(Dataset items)
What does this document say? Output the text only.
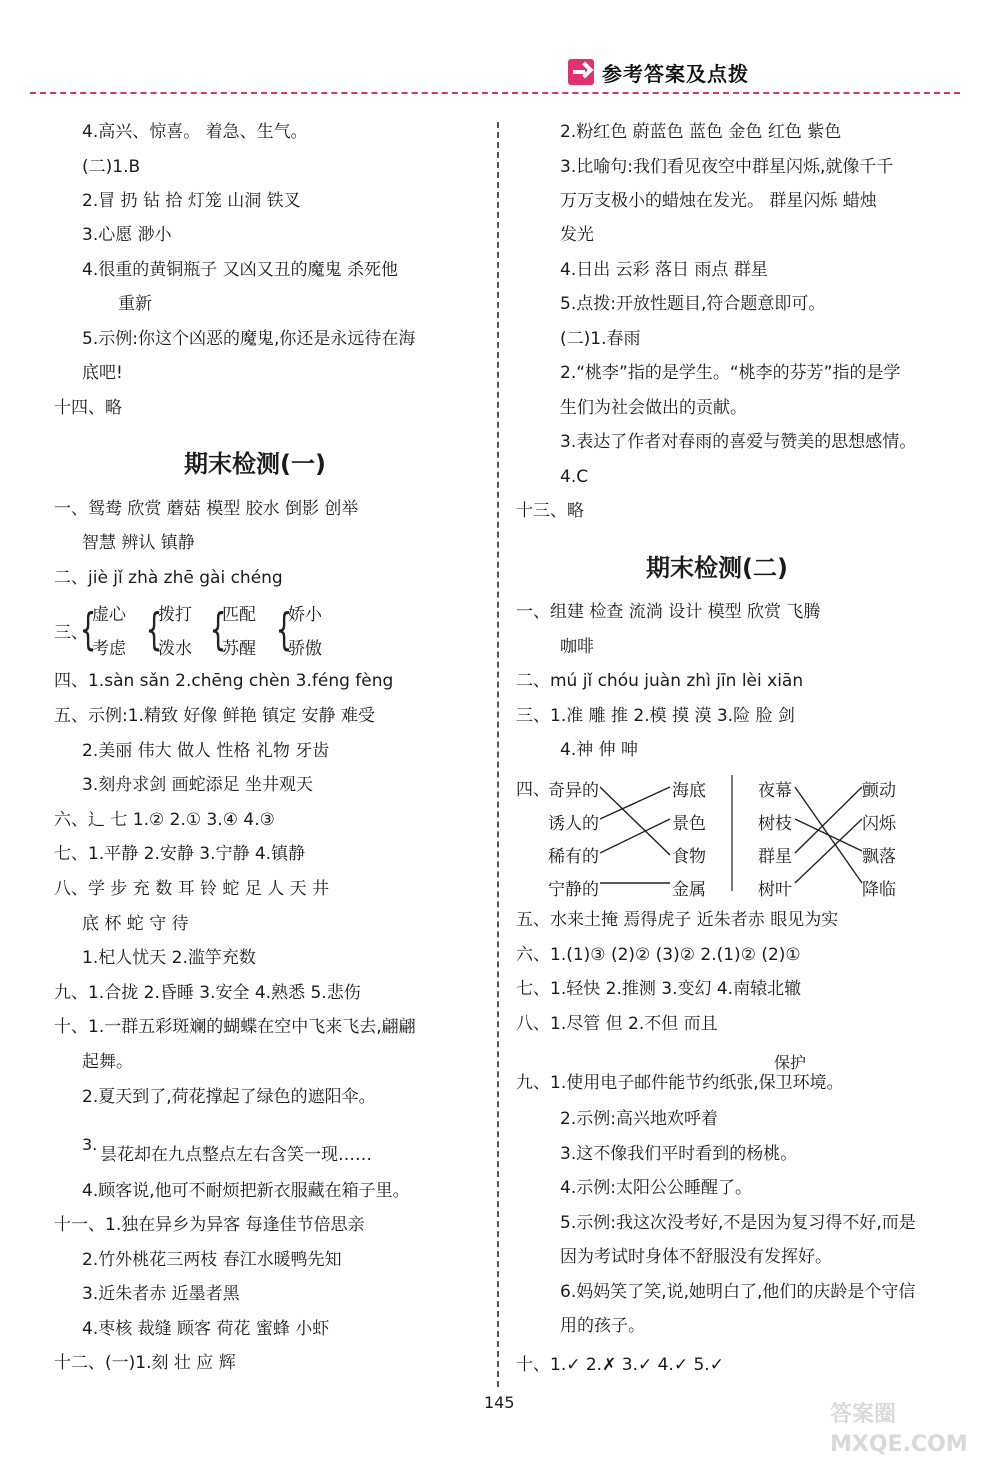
参考答案及点拨
4.高兴、惊喜。 着急、生气。
(二)1.B
2.冒 扔 钻 拾 灯笼 山洞 铁叉
3.心愿 渺小
4.很重的黄铜瓶子 又凶又丑的魔鬼 杀死他
重新
5.示例:你这个凶恶的魔鬼,你还是永远待在海
底吧!
十四、略
一、鸳鸯 欣赏 蘑菇 模型 胶水 倒影 创举
智慧 辨认 镇静
二、jiè jǐ zhà zhē gài chéng
四、1.sàn sǎn 2.chēng chèn 3.féng fèng
五、示例:1.精致 好像 鲜艳 镇定 安静 难受
2.美丽 伟大 做人 性格 礼物 牙齿
3.刻舟求剑 画蛇添足 坐井观天
六、辶 七 1.② 2.① 3.④ 4.③
七、1.平静 2.安静 3.宁静 4.镇静
八、学 步 充 数 耳 铃 蛇 足 人 天 井
底 杯 蛇 守 待
1.杞人忧天 2.滥竽充数
九、1.合拢 2.昏睡 3.安全 4.熟悉 5.悲伤
十、1.一群五彩斑斓的蝴蝶在空中飞来飞去,翩翩
起舞。
2.夏天到了,荷花撑起了绿色的遮阳伞。
昙花却在九点整点左右含笑一现……
4.顾客说,他可不耐烦把新衣服藏在箱子里。
十一、1.独在异乡为异客 每逢佳节倍思亲
2.竹外桃花三两枝 春江水暖鸭先知
3.近朱者赤 近墨者黑
4.枣核 裁缝 顾客 荷花 蜜蜂 小虾
十二、(一)1.刻 壮 应 辉
期末检测(一)
三、
3.
2.粉红色 蔚蓝色 蓝色 金色 红色 紫色
3.比喻句:我们看见夜空中群星闪烁,就像千千
万万支极小的蜡烛在发光。 群星闪烁 蜡烛
发光
4.日出 云彩 落日 雨点 群星
5.点拨:开放性题目,符合题意即可。
(二)1.春雨
2.“桃李”指的是学生。“桃李的芬芳”指的是学
生们为社会做出的贡献。
3.表达了作者对春雨的喜爱与赞美的思想感情。
4.C
十三、略
一、组建 检查 流淌 设计 模型 欣赏 飞腾
咖啡
二、mú jǐ chóu juàn zhì jīn lèi xiān
三、1.准 雕 推 2.模 摸 漠 3.险 脸 剑
4.神 伸 呻
五、水来土掩 焉得虎子 近朱者赤 眼见为实
六、1.(1)③ (2)② (3)② 2.(1)② (2)①
七、1.轻快 2.推测 3.变幻 4.南辕北辙
八、1.尽管 但 2.不但 而且
九、1.使用电子邮件能节约纸张,保卫环境。
2.示例:高兴地欢呼着
3.这不像我们平时看到的杨桃。
4.示例:太阳公公睡醒了。
5.示例:我这次没考好,不是因为复习得不好,而是
因为考试时身体不舒服没有发挥好。
6.妈妈笑了笑,说,她明白了,他们的庆龄是个守信
用的孩子。
十、1.✓ 2.✗ 3.✓ 4.✓ 5.✓
期末检测(二)
四、
保护
145	答案圈 MXQE.COM
{
虚心
考虑 {
拨打
泼水 {
匹配
苏醒 {
娇小
骄傲
奇异的
诱人的
稀有的
宁静的
海底
景色
食物
金属
夜幕
树枝
群星
树叶
颤动
闪烁
飘落
降临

▸ **Short exercise**: Give back each entry exactly as it appears, with no pictures.

▸ **Written solution**:
What does this document say? Output the text only.
参考答案及点拨
4.高兴、惊喜。 着急、生气。
(二)1.B
2.冒 扔 钻 拾 灯笼 山洞 铁叉
3.心愿 渺小
4.很重的黄铜瓶子 又凶又丑的魔鬼 杀死他
重新
5.示例:你这个凶恶的魔鬼,你还是永远待在海
底吧!
十四、略
一、鸳鸯 欣赏 蘑菇 模型 胶水 倒影 创举
智慧 辨认 镇静
二、jiè jǐ zhà zhē gài chéng
四、1.sàn sǎn 2.chēng chèn 3.féng fèng
五、示例:1.精致 好像 鲜艳 镇定 安静 难受
2.美丽 伟大 做人 性格 礼物 牙齿
3.刻舟求剑 画蛇添足 坐井观天
六、辶 七 1.② 2.① 3.④ 4.③
七、1.平静 2.安静 3.宁静 4.镇静
八、学 步 充 数 耳 铃 蛇 足 人 天 井
底 杯 蛇 守 待
1.杞人忧天 2.滥竽充数
九、1.合拢 2.昏睡 3.安全 4.熟悉 5.悲伤
十、1.一群五彩斑斓的蝴蝶在空中飞来飞去,翩翩
起舞。
2.夏天到了,荷花撑起了绿色的遮阳伞。
昙花却在九点整点左右含笑一现……
4.顾客说,他可不耐烦把新衣服藏在箱子里。
十一、1.独在异乡为异客 每逢佳节倍思亲
2.竹外桃花三两枝 春江水暖鸭先知
3.近朱者赤 近墨者黑
4.枣核 裁缝 顾客 荷花 蜜蜂 小虾
十二、(一)1.刻 壮 应 辉
期末检测(一)
三、
3.
2.粉红色 蔚蓝色 蓝色 金色 红色 紫色
3.比喻句:我们看见夜空中群星闪烁,就像千千
万万支极小的蜡烛在发光。 群星闪烁 蜡烛
发光
4.日出 云彩 落日 雨点 群星
5.点拨:开放性题目,符合题意即可。
(二)1.春雨
2.“桃李”指的是学生。“桃李的芬芳”指的是学
生们为社会做出的贡献。
3.表达了作者对春雨的喜爱与赞美的思想感情。
4.C
十三、略
一、组建 检查 流淌 设计 模型 欣赏 飞腾
咖啡
二、mú jǐ chóu juàn zhì jīn lèi xiān
三、1.准 雕 推 2.模 摸 漠 3.险 脸 剑
4.神 伸 呻
五、水来土掩 焉得虎子 近朱者赤 眼见为实
六、1.(1)③ (2)② (3)② 2.(1)② (2)①
七、1.轻快 2.推测 3.变幻 4.南辕北辙
八、1.尽管 但 2.不但 而且
九、1.使用电子邮件能节约纸张,保卫环境。
2.示例:高兴地欢呼着
3.这不像我们平时看到的杨桃。
4.示例:太阳公公睡醒了。
5.示例:我这次没考好,不是因为复习得不好,而是
因为考试时身体不舒服没有发挥好。
6.妈妈笑了笑,说,她明白了,他们的庆龄是个守信
用的孩子。
十、1.✓ 2.✗ 3.✓ 4.✓ 5.✓
期末检测(二)
四、
保护
145	答案圈 MXQE.COM
{
虚心
考虑 {
拨打
泼水 {
匹配
苏醒 {
娇小
骄傲
奇异的
诱人的
稀有的
宁静的
海底
景色
食物
金属
夜幕
树枝
群星
树叶
颤动
闪烁
飘落
降临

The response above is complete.